Input data:

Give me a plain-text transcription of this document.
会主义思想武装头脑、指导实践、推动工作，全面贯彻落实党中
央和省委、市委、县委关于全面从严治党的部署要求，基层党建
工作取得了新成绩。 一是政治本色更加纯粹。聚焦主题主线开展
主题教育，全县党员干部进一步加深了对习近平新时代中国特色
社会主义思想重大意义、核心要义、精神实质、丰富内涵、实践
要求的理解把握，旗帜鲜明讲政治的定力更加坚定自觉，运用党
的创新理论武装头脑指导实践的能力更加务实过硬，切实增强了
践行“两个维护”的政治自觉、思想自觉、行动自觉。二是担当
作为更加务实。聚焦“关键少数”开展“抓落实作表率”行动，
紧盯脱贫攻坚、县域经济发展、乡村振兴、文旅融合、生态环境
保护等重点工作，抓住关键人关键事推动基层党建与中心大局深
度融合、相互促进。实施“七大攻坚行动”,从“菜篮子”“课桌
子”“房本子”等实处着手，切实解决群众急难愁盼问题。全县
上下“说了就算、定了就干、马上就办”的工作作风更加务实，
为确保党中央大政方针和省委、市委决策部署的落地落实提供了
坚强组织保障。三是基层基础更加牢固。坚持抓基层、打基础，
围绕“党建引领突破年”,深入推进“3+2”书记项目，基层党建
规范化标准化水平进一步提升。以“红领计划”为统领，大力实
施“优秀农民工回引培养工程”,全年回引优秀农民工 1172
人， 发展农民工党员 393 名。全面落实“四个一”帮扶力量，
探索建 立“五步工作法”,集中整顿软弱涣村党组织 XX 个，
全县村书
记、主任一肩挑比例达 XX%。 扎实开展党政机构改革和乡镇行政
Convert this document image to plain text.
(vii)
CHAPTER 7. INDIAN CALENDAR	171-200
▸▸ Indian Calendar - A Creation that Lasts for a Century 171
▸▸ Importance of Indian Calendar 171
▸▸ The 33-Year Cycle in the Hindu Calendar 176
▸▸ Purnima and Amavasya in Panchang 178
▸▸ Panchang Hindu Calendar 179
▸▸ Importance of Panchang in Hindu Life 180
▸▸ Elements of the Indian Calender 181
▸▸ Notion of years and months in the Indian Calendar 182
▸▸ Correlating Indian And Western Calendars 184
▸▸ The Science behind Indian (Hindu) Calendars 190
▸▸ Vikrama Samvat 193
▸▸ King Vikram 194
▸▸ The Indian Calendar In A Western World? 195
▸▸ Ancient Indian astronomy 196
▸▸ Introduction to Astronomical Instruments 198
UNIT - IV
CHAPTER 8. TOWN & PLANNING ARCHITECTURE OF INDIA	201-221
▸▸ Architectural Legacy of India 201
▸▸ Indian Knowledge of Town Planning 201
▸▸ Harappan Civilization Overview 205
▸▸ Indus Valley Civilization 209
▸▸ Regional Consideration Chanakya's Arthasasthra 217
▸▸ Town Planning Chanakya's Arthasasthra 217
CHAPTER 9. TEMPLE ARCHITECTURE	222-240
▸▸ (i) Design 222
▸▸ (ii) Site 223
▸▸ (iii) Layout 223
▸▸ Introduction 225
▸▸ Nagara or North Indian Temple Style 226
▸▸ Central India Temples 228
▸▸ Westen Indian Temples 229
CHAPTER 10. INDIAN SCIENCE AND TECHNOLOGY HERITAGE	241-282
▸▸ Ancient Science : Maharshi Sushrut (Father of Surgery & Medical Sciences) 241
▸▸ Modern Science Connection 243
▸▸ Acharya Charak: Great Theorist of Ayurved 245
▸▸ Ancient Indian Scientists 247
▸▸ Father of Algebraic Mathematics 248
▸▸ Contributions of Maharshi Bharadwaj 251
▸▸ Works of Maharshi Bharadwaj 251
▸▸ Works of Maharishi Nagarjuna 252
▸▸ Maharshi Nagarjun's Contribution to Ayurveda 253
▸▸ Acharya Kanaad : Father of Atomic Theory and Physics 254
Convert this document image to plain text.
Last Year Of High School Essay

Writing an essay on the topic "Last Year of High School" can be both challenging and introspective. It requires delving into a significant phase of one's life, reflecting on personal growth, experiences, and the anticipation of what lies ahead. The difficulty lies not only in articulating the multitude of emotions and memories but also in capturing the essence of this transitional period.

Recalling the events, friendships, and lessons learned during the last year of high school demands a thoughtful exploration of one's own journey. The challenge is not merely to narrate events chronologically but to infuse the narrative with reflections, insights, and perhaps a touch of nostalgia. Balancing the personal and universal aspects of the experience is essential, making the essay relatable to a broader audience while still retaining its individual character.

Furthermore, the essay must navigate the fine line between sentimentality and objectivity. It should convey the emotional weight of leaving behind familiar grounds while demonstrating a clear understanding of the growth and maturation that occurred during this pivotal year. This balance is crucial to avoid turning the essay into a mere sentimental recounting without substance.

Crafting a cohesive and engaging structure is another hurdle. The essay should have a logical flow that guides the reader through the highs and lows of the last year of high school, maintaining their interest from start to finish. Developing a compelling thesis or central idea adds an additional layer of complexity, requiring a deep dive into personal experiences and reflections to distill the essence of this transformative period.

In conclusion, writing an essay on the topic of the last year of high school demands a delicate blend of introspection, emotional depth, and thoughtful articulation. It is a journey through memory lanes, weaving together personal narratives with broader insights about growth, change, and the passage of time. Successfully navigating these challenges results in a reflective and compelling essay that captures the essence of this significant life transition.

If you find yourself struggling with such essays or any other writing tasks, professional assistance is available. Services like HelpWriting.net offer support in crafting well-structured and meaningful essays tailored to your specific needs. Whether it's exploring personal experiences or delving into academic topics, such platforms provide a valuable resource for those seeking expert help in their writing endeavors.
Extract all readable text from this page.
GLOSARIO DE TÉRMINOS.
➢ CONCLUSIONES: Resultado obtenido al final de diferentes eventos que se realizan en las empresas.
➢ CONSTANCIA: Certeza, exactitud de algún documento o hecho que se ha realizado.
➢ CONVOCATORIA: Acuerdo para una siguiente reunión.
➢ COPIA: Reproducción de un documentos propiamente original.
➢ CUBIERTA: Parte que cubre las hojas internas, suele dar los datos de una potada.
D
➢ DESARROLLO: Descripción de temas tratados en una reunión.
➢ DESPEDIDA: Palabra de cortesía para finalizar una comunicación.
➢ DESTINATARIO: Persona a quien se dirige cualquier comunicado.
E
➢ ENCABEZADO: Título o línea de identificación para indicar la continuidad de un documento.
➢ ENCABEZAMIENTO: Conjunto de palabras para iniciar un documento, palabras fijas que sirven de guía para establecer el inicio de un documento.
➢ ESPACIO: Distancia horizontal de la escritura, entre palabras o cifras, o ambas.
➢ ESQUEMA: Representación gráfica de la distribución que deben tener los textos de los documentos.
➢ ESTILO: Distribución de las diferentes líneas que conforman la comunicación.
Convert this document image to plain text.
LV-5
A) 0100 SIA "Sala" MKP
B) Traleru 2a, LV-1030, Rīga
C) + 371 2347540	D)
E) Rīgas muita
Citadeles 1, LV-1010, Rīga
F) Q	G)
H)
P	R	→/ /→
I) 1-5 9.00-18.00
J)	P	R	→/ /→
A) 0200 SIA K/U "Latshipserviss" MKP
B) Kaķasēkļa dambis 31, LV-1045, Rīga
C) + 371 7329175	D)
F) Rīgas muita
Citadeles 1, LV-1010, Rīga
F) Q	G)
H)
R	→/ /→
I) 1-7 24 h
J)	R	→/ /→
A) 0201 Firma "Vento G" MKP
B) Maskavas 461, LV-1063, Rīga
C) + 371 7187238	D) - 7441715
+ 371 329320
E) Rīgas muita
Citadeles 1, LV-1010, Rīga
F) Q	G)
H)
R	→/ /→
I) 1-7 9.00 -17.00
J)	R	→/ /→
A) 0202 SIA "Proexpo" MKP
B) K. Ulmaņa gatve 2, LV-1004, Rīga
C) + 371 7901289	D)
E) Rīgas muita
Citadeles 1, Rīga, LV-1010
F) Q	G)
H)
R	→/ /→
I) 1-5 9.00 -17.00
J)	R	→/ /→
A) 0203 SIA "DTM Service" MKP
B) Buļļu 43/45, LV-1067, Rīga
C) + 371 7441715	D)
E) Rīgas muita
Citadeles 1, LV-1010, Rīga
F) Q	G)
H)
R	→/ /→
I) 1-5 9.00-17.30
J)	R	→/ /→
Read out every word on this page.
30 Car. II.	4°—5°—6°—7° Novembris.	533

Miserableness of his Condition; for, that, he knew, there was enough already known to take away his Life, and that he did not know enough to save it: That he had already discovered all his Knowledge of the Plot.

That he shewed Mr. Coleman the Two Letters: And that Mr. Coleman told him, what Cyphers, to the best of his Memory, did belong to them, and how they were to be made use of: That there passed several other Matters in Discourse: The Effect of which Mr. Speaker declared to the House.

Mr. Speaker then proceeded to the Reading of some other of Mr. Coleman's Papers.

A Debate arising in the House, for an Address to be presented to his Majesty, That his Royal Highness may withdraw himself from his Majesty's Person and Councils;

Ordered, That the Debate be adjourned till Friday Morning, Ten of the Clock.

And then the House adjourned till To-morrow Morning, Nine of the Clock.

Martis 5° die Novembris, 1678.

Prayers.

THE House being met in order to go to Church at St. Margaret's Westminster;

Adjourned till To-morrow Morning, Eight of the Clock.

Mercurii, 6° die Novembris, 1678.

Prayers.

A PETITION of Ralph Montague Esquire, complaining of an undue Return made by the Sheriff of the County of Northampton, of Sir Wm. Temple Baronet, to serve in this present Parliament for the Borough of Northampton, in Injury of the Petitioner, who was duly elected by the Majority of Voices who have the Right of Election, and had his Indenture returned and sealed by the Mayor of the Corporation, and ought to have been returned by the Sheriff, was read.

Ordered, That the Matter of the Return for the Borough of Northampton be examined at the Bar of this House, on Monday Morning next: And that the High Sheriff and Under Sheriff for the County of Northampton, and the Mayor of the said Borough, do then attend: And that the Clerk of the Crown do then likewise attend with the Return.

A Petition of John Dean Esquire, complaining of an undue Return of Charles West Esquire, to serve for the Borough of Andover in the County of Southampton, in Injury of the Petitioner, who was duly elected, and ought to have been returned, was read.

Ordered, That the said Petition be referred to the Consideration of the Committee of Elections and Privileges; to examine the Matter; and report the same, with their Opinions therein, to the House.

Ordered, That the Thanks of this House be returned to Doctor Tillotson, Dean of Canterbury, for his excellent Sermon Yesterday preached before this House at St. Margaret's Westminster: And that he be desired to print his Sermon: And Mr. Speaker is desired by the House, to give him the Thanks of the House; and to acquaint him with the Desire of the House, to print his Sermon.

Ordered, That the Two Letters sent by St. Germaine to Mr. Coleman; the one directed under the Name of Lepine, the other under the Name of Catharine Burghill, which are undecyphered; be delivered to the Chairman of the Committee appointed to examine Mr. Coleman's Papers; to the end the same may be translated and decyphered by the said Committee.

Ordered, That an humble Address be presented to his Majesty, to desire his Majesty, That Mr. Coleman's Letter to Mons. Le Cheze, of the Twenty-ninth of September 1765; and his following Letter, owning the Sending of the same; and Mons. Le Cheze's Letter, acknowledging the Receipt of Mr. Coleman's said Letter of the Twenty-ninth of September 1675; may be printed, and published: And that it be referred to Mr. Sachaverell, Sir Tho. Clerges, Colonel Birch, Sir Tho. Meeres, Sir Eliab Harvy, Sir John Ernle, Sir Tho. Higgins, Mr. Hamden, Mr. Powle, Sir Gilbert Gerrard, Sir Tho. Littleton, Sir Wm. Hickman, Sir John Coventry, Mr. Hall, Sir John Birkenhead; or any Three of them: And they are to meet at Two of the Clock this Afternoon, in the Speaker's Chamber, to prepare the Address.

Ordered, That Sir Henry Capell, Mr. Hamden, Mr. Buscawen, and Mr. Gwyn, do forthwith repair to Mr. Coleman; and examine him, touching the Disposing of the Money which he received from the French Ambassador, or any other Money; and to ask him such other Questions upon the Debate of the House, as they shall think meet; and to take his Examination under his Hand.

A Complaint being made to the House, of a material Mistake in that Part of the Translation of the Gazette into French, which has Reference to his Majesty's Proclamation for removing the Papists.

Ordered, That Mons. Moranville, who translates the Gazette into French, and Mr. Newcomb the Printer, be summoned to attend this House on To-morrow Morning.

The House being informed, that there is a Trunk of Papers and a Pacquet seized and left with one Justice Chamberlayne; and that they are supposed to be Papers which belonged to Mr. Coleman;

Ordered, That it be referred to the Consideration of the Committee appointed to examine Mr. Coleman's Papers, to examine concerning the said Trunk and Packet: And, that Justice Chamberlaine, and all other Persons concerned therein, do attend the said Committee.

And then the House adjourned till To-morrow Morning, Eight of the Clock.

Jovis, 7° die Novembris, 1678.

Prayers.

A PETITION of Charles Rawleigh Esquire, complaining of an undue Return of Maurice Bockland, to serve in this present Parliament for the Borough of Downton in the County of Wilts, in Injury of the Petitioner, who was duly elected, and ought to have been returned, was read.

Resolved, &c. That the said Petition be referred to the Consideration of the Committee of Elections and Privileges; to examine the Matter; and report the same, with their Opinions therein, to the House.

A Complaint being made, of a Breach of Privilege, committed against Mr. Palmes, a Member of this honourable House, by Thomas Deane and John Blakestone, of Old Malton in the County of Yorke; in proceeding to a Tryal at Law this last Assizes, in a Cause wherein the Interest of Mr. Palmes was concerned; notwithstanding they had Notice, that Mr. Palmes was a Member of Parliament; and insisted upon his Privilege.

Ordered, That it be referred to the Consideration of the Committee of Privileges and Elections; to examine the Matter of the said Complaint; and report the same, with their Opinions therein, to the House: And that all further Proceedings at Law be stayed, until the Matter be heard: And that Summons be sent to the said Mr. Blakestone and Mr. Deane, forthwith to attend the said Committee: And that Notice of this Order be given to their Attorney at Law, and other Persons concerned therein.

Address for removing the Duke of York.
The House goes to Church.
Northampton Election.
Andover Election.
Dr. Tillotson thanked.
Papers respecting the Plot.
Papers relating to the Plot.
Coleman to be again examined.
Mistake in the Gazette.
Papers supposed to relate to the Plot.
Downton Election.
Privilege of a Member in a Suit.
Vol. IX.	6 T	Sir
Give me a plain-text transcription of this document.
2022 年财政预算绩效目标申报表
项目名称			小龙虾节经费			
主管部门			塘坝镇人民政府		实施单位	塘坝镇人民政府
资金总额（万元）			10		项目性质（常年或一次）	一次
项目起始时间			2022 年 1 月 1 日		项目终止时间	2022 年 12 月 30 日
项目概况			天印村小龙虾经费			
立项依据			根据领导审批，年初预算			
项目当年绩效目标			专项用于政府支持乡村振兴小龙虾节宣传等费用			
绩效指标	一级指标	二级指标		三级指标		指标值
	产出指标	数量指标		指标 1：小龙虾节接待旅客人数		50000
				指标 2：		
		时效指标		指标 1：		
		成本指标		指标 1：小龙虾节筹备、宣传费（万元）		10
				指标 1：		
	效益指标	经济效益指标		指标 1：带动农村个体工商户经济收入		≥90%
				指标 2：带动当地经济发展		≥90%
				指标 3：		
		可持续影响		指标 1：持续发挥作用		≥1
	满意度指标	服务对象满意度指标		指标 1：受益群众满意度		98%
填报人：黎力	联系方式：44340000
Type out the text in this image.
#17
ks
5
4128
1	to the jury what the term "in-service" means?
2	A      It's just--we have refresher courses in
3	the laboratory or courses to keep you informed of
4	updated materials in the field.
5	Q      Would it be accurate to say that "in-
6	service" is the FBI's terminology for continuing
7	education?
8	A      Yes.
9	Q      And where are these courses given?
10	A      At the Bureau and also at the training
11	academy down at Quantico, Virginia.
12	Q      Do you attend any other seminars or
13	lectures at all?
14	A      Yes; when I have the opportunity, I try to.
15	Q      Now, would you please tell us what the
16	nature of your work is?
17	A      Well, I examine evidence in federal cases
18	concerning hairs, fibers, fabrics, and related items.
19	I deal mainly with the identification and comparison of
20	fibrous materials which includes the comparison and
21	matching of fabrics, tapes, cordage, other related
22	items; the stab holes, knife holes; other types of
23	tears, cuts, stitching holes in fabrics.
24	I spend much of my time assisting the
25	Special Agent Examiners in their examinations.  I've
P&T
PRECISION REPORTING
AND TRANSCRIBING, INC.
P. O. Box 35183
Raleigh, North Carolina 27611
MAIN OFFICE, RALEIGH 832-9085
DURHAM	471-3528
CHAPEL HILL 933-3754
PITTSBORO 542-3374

Requirement: Identify how many lines in the entries above contain the word "Church" and provide only that figure.

Result below: 2